▶ _Raw records_:
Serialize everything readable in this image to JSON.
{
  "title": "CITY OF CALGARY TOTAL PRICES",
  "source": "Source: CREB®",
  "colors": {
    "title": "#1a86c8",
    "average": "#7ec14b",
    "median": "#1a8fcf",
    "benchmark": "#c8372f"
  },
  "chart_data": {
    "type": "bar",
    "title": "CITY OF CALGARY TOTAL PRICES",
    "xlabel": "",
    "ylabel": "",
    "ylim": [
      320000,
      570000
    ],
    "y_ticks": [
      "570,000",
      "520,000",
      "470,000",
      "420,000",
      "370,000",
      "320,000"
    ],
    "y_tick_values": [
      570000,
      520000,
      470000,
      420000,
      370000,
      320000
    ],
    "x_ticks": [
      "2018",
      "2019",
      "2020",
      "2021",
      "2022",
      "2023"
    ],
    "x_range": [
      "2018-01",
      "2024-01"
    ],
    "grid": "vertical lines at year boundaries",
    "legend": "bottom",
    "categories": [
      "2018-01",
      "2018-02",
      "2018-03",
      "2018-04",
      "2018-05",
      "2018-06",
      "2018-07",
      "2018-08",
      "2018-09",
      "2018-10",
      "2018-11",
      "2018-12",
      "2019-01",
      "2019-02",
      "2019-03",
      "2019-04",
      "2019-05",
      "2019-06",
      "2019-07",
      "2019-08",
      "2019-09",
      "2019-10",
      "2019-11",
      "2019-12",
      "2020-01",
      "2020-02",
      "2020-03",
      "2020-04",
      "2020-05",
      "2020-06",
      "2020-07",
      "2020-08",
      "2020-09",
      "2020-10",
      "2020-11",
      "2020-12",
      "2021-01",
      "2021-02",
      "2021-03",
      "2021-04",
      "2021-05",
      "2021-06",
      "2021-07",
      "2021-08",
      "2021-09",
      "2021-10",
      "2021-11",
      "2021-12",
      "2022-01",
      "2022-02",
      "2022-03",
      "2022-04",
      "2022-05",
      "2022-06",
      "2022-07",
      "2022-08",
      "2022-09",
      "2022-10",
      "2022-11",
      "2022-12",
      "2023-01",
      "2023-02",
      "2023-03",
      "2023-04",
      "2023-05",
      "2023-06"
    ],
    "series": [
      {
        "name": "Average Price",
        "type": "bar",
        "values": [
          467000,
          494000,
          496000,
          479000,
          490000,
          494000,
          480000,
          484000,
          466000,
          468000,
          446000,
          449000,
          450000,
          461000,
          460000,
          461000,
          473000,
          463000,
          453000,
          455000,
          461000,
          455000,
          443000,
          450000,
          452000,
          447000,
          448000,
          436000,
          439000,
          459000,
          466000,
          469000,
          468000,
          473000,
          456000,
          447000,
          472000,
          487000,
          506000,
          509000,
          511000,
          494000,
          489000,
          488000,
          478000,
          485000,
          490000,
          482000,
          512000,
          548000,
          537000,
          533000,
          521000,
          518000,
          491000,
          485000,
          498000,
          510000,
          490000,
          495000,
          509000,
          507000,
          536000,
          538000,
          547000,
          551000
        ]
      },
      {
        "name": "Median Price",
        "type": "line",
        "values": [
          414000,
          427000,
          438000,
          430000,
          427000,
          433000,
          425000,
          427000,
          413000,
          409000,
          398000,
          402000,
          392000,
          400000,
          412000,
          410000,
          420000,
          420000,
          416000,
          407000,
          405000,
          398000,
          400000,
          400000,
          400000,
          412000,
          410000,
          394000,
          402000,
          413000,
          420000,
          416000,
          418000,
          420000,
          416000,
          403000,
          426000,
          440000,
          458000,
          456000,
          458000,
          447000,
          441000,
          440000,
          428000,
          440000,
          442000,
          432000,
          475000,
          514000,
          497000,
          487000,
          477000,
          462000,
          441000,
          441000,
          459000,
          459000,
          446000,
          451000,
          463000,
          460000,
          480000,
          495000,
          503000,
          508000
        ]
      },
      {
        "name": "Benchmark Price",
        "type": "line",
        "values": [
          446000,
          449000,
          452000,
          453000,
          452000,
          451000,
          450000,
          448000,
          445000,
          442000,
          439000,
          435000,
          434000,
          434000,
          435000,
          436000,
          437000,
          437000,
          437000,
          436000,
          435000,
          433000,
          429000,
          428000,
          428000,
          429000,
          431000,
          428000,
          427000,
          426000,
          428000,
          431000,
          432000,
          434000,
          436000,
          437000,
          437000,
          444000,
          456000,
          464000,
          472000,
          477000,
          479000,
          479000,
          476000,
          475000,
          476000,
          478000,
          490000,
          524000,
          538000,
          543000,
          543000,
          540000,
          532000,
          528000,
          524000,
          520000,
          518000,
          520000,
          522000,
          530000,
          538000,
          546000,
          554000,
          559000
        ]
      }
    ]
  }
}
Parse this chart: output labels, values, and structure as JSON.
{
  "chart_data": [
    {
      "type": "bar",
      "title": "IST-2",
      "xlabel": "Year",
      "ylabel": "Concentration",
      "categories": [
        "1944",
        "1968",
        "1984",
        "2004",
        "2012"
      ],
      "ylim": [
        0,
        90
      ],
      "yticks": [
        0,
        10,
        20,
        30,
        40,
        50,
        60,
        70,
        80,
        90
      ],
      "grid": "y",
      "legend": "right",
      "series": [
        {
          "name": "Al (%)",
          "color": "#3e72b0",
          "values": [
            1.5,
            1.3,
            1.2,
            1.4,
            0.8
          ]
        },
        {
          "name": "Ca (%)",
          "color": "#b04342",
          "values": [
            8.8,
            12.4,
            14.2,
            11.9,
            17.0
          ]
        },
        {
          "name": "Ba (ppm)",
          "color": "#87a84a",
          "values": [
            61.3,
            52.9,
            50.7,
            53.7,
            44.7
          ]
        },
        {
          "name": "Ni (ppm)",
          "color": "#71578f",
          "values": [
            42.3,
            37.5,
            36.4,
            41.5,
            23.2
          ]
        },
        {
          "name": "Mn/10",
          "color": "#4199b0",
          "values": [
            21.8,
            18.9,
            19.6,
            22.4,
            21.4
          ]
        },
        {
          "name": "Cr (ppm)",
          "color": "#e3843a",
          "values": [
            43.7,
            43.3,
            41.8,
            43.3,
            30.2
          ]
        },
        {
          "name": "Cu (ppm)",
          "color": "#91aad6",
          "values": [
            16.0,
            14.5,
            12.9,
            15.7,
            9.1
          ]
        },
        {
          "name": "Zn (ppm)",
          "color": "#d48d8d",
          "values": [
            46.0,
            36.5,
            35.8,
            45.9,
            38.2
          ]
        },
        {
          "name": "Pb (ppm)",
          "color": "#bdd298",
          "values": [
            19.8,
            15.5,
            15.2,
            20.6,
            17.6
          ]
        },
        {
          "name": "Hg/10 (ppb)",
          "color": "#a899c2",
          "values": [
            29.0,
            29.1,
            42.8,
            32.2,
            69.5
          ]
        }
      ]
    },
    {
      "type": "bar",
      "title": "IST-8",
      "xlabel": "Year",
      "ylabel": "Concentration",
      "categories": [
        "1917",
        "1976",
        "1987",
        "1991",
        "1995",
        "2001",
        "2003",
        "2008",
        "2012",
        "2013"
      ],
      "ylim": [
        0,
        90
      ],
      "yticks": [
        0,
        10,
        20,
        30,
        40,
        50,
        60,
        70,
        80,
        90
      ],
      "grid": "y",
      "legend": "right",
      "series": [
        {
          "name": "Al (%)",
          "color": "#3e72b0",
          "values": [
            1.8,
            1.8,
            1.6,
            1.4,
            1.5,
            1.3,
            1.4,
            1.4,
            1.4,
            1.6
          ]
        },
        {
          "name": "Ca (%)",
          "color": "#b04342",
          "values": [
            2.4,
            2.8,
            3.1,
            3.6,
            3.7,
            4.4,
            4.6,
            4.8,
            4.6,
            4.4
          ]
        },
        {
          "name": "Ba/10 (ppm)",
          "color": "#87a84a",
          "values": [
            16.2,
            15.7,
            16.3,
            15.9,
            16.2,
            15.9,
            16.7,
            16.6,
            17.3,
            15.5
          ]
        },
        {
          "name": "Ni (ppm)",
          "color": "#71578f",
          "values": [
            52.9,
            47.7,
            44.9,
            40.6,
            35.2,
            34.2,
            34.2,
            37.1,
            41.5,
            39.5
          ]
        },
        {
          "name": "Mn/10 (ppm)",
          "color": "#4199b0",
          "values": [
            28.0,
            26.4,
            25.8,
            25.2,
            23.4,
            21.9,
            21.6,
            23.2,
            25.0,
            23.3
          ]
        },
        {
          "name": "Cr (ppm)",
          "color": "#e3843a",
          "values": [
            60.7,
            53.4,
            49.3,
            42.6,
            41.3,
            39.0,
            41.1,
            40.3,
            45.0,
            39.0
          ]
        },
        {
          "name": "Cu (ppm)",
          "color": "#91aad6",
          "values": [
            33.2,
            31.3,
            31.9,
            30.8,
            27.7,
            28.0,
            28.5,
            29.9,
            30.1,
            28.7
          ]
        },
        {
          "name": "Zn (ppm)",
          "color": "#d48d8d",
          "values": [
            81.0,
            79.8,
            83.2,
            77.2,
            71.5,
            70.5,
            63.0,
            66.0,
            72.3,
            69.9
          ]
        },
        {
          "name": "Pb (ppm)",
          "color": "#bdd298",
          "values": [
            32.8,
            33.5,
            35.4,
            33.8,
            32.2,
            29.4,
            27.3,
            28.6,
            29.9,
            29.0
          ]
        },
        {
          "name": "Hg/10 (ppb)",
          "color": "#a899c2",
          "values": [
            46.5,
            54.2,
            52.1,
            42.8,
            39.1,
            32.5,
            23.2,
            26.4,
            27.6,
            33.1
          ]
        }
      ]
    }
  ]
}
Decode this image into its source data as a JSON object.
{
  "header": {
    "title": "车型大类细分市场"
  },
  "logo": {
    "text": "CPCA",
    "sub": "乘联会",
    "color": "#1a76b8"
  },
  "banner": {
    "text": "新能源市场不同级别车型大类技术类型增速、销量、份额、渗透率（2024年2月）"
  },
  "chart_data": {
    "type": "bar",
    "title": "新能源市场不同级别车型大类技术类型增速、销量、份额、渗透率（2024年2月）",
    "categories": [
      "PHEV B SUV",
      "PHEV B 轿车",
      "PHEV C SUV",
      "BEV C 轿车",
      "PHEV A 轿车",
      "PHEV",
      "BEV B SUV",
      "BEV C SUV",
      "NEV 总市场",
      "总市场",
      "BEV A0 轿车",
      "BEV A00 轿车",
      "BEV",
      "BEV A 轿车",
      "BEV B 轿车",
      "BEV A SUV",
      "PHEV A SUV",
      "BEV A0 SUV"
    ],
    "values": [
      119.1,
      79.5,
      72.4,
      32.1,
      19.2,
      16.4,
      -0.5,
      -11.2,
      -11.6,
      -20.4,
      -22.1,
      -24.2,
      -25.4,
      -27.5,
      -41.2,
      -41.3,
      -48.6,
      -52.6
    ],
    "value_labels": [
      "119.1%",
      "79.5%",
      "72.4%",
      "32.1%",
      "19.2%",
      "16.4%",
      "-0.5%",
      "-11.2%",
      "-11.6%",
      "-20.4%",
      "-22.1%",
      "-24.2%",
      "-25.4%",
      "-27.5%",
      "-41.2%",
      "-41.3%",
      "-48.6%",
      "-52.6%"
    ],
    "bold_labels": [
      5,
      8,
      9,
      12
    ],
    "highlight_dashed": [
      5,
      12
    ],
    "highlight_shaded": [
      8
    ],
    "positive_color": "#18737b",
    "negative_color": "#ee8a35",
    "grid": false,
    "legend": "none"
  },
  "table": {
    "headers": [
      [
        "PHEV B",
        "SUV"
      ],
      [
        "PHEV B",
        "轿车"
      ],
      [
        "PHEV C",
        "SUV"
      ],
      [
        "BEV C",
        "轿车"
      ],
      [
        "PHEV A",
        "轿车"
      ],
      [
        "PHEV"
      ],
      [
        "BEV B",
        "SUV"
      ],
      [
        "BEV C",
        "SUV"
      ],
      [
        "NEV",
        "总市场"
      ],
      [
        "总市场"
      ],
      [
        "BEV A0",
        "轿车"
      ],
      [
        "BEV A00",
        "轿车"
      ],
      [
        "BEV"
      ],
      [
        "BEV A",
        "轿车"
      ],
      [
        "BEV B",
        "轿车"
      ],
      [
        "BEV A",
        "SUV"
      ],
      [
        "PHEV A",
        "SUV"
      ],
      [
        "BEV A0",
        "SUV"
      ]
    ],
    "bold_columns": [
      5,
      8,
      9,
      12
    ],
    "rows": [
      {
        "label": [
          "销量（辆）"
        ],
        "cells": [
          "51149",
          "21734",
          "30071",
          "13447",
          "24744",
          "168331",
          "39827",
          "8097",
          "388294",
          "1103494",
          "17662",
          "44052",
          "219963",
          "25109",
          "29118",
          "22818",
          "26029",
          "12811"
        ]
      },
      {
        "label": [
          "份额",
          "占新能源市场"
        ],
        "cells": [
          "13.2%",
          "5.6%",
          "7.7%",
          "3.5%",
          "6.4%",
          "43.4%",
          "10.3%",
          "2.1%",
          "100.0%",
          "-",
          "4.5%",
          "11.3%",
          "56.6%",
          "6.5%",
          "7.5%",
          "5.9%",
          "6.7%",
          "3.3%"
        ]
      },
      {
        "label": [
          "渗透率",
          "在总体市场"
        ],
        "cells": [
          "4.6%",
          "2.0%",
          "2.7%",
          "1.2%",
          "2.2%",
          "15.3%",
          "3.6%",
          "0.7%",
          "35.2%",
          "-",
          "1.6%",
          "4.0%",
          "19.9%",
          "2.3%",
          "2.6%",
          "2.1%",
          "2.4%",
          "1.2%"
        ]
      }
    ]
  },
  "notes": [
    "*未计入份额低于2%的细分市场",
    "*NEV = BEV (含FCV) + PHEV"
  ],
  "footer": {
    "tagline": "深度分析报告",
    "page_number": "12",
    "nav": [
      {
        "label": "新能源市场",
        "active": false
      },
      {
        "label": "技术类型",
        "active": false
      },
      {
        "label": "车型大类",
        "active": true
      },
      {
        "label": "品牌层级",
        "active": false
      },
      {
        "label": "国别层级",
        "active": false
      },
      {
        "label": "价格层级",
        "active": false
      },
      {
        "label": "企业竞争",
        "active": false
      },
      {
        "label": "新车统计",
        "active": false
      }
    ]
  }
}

▶ _Given exercise_: Give the number of lines containing the word "grid". No other answer is needed.

▶ _Finished task_: 4